(begin)

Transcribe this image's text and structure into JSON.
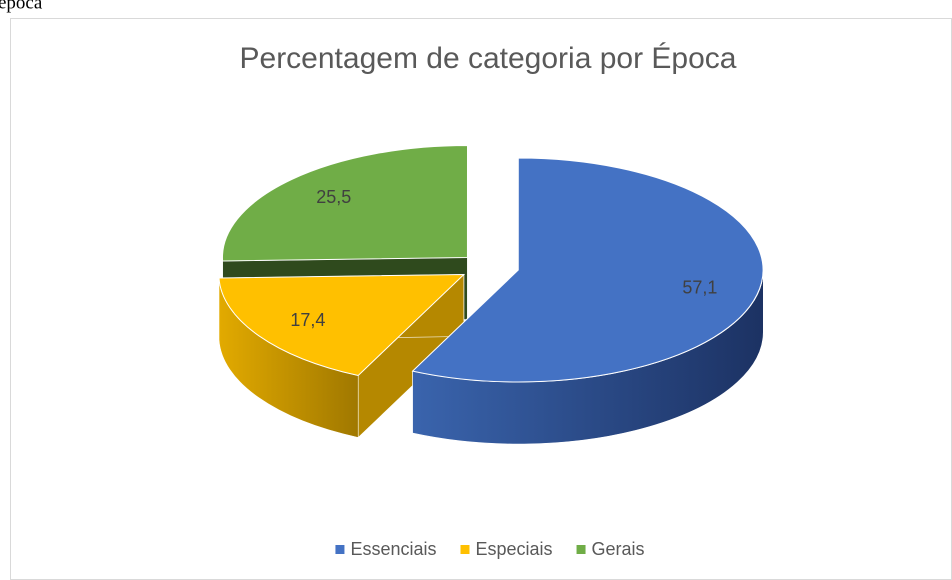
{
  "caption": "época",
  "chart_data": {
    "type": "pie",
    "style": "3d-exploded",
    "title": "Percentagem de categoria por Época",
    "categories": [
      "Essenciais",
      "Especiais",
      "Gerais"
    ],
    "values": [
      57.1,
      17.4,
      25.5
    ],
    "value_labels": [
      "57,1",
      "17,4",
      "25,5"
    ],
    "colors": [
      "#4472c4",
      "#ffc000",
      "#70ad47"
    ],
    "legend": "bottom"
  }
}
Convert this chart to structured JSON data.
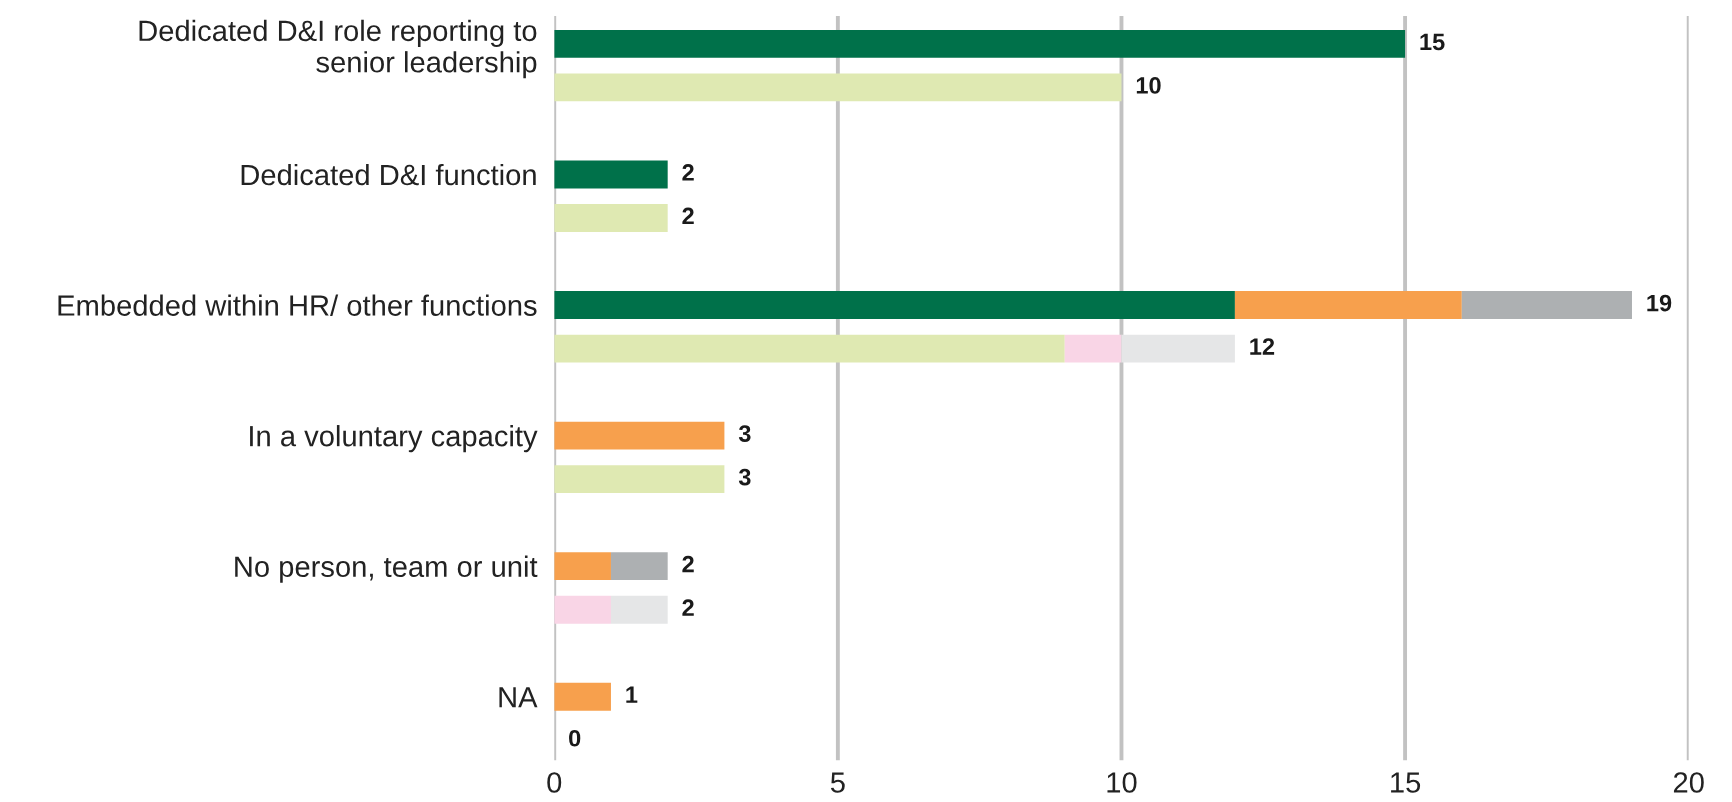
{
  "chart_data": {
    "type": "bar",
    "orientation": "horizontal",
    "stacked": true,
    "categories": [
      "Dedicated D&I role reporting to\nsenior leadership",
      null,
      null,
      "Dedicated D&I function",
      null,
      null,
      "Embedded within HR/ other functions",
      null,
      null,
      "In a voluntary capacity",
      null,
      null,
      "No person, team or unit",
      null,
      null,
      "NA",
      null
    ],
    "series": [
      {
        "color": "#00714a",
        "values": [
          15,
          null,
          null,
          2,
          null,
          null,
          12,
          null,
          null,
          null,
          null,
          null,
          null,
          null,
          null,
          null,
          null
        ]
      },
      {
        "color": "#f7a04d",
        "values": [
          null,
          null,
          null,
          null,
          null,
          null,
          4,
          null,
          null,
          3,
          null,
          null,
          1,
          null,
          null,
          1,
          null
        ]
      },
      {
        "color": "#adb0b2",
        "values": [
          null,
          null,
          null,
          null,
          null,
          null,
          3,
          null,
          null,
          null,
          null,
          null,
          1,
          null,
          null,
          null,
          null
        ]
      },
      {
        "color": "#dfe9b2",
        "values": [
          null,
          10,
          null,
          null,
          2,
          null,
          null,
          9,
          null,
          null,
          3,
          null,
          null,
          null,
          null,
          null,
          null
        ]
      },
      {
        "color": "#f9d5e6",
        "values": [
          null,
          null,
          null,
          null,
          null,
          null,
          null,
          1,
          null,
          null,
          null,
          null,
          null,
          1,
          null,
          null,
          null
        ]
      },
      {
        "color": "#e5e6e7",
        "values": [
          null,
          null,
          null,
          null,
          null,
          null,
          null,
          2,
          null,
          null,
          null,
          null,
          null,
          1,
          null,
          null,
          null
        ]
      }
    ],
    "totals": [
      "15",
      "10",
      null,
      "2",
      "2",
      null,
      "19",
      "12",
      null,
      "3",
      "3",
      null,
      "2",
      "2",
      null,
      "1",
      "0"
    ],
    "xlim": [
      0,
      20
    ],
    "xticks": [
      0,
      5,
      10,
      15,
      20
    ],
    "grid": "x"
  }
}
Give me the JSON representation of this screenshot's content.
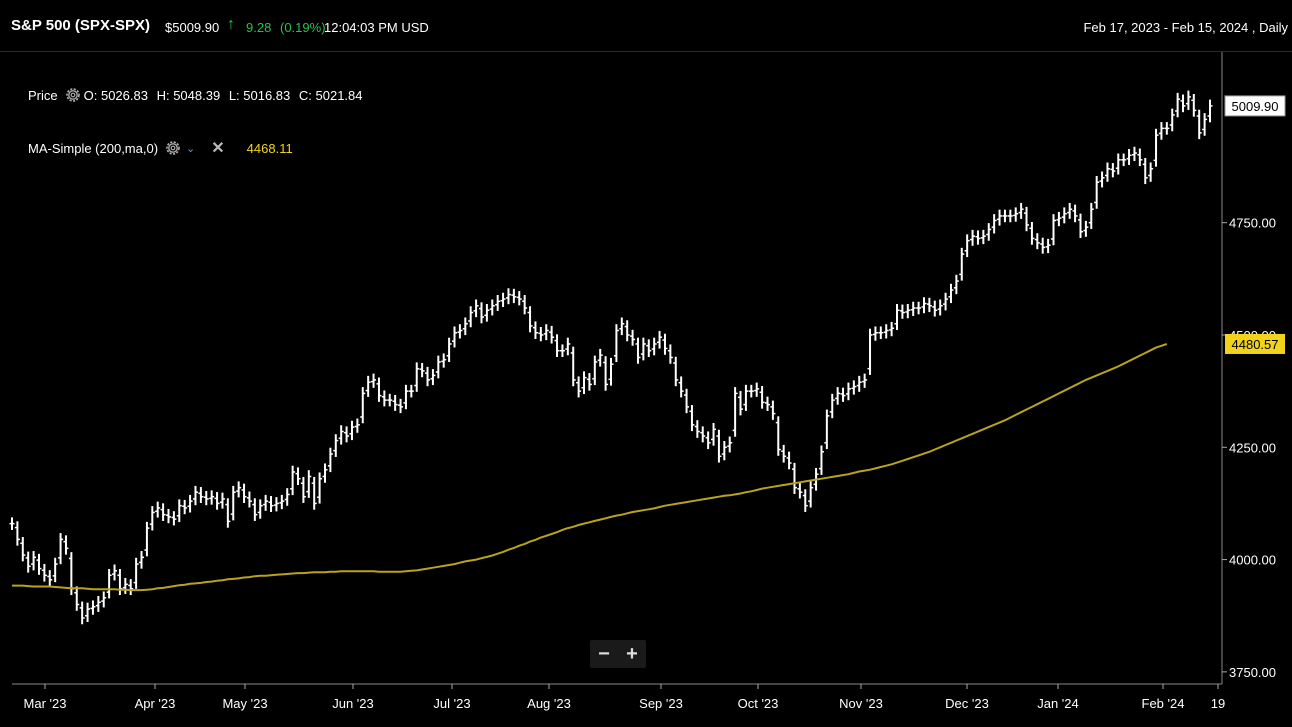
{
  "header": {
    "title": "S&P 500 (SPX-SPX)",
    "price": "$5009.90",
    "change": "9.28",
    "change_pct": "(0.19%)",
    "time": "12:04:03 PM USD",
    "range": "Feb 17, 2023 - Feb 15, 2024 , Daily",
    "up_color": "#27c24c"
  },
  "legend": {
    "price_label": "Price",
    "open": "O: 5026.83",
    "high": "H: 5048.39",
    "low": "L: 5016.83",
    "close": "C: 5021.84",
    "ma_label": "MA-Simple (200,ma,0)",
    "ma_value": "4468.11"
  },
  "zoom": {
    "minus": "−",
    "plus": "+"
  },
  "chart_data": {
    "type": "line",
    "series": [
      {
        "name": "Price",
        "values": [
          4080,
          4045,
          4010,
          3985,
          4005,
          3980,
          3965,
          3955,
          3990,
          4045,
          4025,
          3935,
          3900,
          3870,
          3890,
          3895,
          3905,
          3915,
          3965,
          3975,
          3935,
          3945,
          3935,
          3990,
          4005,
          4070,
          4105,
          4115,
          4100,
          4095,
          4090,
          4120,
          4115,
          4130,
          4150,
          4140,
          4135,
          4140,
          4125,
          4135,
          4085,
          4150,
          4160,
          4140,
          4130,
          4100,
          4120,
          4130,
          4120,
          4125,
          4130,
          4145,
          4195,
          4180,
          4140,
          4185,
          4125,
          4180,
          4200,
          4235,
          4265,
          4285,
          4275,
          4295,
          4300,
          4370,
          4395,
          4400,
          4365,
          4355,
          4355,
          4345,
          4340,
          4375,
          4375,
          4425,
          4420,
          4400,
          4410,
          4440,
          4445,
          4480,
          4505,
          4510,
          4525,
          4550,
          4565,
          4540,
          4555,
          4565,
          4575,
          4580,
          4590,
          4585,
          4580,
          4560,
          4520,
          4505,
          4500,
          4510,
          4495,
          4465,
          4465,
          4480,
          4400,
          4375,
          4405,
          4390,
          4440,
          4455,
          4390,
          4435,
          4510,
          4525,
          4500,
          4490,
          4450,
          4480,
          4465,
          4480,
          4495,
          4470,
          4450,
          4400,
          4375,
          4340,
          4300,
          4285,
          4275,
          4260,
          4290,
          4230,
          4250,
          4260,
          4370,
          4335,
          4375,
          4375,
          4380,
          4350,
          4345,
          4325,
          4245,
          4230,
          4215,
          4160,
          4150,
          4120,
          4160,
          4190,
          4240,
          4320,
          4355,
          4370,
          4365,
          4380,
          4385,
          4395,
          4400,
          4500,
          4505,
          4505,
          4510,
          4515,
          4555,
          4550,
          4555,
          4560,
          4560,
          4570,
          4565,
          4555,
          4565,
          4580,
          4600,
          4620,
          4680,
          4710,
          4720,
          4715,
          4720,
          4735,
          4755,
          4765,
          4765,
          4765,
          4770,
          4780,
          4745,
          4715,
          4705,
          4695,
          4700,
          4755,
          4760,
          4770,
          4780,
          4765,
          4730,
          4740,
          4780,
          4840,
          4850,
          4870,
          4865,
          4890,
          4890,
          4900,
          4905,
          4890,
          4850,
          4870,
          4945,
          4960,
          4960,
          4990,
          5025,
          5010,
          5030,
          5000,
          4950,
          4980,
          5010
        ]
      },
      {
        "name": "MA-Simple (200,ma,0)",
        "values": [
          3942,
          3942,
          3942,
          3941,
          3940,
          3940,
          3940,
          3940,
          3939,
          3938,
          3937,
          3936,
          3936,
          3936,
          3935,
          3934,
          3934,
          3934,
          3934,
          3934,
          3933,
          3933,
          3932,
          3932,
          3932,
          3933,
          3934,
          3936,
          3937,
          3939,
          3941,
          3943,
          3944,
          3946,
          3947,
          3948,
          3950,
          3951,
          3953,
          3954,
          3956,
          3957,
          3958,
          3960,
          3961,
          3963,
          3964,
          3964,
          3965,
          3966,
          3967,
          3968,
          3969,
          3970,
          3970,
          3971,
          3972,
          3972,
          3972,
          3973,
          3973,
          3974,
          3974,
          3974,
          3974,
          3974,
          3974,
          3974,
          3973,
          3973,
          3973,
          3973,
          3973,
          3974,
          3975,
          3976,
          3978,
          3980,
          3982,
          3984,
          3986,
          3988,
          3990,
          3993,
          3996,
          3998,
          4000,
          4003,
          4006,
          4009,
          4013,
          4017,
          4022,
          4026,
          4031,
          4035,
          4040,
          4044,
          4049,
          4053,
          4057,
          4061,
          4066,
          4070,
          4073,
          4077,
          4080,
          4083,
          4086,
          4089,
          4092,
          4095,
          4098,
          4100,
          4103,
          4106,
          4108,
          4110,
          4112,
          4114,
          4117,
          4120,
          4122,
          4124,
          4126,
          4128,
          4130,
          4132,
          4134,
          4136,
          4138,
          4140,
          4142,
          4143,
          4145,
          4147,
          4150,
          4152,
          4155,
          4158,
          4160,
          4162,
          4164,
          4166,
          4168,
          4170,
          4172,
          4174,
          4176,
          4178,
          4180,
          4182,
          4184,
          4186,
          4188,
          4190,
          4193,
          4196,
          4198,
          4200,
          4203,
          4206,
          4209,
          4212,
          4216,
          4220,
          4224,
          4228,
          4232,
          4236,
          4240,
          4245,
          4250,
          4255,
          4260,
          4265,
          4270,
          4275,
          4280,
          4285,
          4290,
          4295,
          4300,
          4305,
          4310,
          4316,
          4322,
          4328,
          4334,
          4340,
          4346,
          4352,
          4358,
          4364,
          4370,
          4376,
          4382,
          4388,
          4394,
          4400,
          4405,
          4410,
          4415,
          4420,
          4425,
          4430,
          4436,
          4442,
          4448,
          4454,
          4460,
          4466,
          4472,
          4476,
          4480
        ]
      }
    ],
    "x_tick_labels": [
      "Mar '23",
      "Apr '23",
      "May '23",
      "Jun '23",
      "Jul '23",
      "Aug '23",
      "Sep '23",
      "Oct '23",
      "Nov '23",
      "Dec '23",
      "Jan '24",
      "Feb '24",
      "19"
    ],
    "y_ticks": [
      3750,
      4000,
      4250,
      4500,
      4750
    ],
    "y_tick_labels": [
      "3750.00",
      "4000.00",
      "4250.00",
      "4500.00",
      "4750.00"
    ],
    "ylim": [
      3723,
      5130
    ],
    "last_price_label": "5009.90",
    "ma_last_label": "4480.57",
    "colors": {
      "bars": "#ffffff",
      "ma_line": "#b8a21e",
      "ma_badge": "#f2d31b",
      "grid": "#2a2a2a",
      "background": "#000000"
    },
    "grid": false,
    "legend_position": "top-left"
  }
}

(end)

• _WHAT YOU ARE ASKED TO DO_
Pick out every line holding the string "JSON" and return it.

• _ANSWER TO THIS PROBLEM_
Transcribe this image's text and structure into JSON.
Convert this chart to structured JSON data.
Give me the JSON representation of this screenshot's content.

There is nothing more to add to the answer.